■ Exercise brief:
Wherever a line holds the word "icon", copy that line out.

=== Given information ===

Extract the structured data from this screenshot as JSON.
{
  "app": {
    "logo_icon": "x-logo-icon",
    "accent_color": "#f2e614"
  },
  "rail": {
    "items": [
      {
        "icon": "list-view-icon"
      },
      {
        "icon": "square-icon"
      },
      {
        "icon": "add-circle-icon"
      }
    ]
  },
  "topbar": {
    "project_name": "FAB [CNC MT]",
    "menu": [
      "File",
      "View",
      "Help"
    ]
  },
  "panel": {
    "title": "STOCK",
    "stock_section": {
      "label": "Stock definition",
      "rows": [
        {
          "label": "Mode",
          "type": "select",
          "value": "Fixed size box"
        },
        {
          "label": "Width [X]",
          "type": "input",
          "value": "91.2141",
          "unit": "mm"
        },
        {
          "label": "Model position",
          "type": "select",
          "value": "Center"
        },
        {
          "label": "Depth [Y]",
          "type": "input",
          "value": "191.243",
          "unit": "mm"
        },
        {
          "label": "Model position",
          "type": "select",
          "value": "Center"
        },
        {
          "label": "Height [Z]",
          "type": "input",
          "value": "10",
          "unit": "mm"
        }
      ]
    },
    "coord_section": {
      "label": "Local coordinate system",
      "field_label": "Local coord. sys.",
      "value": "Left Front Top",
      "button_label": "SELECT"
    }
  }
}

===

■ Output below:
    "logo_icon": "x-logo-icon",
        "icon": "list-view-icon"
        "icon": "square-icon"
        "icon": "add-circle-icon"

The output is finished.